Each line that holds the word "Straighten" counts once. Give the total number of such lines and nothing else.

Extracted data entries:
§ §

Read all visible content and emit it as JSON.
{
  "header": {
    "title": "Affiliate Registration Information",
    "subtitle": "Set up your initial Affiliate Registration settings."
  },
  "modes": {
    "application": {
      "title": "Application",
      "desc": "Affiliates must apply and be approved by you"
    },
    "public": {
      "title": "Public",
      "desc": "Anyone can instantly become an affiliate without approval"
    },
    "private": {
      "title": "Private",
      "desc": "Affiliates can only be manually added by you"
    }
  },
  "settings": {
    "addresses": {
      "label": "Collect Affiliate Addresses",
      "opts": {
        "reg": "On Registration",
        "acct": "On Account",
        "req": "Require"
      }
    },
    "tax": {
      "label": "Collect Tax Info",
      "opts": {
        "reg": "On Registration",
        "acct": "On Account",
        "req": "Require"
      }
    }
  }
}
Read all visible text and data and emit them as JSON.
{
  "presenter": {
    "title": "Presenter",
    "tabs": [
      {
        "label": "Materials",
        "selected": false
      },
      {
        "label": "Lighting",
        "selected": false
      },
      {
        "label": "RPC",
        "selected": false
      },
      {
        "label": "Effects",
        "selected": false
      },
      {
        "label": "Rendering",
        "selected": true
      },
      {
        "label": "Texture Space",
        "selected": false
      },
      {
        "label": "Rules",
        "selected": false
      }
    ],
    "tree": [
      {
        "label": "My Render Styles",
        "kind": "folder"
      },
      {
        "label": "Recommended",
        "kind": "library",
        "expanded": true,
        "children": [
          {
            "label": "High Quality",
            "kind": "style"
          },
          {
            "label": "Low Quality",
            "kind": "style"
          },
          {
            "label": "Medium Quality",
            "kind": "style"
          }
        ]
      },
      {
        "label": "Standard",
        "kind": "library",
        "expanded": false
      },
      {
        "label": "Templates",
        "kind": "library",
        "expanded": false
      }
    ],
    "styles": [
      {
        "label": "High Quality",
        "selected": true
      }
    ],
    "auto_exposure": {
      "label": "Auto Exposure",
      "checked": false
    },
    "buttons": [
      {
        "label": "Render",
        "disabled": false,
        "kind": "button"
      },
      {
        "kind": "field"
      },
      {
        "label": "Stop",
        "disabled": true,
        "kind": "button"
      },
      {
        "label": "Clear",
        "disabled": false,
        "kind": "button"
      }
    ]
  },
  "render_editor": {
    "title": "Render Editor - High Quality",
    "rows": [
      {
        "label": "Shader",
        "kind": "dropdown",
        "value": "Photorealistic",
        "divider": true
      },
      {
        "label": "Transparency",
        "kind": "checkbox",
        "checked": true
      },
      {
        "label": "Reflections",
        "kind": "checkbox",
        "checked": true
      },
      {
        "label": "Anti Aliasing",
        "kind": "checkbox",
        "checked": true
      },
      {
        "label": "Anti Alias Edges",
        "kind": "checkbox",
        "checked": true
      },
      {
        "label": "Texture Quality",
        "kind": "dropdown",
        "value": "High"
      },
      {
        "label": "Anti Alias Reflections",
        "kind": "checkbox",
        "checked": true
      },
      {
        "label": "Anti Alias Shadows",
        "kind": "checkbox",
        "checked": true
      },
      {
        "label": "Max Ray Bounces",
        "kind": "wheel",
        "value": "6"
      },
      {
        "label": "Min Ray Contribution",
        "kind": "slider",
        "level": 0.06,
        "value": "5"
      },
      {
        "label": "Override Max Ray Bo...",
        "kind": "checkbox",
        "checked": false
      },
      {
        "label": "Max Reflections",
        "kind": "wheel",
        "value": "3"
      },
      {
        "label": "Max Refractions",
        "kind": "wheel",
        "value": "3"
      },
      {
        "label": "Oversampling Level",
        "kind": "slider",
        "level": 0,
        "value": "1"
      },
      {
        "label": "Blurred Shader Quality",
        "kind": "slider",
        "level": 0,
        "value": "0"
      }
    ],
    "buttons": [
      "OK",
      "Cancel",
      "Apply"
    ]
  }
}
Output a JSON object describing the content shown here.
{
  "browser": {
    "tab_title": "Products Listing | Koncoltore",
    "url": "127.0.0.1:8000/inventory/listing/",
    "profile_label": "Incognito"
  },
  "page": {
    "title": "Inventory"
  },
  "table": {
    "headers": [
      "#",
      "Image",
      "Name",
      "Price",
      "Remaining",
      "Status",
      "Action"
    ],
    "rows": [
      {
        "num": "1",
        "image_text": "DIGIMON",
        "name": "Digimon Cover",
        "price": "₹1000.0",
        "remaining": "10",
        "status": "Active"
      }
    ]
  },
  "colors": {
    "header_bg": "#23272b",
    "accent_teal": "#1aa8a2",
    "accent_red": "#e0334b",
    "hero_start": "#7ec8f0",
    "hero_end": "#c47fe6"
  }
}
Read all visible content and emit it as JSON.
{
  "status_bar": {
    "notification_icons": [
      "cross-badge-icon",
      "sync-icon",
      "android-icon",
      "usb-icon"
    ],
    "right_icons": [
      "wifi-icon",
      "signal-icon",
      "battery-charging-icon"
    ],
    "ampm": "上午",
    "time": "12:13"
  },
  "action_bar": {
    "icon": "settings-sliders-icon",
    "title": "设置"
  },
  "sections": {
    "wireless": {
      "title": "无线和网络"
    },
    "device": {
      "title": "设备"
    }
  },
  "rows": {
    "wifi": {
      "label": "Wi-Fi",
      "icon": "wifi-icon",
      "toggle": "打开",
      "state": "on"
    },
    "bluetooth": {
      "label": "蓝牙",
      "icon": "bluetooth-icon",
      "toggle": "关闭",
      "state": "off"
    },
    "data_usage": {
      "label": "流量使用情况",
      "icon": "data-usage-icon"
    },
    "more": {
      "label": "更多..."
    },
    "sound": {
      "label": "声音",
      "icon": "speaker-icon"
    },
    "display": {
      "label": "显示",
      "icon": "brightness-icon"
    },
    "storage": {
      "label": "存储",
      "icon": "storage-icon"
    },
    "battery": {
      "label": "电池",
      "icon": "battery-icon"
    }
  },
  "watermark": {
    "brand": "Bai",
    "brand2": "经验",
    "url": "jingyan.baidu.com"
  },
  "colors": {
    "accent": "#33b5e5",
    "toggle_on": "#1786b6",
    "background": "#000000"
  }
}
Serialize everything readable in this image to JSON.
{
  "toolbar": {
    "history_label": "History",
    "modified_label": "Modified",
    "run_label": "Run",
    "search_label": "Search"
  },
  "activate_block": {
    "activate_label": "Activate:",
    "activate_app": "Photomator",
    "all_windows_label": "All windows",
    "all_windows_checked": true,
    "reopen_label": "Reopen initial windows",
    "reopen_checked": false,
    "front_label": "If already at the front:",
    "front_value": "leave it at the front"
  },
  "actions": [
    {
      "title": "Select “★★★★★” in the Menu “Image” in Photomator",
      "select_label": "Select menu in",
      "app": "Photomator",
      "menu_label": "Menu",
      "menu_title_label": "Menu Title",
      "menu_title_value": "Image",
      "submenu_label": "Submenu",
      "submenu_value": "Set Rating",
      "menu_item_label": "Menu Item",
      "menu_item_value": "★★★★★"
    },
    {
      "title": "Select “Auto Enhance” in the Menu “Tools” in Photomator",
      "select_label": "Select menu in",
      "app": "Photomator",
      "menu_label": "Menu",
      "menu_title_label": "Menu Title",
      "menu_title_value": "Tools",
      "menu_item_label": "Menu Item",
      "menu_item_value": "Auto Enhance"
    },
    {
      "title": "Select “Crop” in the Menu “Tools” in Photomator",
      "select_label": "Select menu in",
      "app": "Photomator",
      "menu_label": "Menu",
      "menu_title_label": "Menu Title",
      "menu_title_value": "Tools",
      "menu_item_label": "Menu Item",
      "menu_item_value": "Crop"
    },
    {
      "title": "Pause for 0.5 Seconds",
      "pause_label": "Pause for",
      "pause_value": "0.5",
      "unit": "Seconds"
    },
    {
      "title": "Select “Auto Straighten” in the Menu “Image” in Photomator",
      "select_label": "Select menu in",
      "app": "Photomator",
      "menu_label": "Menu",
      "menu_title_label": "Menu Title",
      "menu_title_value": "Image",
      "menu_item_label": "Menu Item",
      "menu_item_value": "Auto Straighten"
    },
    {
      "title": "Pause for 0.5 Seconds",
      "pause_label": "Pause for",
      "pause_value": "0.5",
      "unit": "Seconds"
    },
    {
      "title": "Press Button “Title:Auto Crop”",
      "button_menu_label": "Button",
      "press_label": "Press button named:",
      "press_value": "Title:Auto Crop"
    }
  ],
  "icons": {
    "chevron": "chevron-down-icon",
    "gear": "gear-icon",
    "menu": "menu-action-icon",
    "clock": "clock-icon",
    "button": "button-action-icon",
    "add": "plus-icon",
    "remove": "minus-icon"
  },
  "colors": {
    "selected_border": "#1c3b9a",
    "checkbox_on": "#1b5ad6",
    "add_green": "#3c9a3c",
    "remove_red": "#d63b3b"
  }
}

§ §

▶ Exercise output: 2